§ INSTRUCTION:
Look through the data and write out every line with the word "Aber" in it.

▼

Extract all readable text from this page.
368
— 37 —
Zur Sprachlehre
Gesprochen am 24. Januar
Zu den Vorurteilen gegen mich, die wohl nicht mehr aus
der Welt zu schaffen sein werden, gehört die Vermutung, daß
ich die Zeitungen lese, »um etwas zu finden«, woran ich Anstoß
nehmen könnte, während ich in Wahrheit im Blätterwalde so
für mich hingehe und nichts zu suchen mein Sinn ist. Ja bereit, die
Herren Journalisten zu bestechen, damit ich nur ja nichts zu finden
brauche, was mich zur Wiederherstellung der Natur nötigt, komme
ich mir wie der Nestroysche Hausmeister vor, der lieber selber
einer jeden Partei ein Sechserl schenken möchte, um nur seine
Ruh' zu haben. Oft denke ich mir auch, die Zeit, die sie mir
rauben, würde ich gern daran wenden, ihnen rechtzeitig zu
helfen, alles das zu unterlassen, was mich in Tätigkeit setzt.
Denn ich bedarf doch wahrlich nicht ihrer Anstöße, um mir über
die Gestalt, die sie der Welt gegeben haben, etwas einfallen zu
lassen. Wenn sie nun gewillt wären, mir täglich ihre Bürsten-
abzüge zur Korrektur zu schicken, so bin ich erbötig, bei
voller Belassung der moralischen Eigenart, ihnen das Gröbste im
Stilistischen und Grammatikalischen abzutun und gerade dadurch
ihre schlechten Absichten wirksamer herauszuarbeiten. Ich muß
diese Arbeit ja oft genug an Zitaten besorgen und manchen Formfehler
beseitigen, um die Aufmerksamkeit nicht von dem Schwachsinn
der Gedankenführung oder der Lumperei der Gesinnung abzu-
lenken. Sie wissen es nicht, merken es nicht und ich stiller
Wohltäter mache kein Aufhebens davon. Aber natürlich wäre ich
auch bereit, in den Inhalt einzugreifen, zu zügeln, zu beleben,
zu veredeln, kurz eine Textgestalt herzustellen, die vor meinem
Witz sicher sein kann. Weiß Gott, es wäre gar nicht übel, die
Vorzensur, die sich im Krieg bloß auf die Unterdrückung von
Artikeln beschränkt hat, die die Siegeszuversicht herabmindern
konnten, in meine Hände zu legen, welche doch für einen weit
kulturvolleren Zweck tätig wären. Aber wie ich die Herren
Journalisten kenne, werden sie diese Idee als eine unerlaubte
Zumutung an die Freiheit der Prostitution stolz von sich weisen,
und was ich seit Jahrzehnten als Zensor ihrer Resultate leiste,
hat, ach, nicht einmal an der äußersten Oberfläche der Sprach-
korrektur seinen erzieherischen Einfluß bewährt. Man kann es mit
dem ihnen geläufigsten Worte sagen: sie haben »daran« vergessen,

▲

§ RIGHT ANSWER:
Wohltäter mache kein Aufhebens davon. Aber natürlich wäre ich
kulturvolleren Zweck tätig wären. Aber wie ich die Herren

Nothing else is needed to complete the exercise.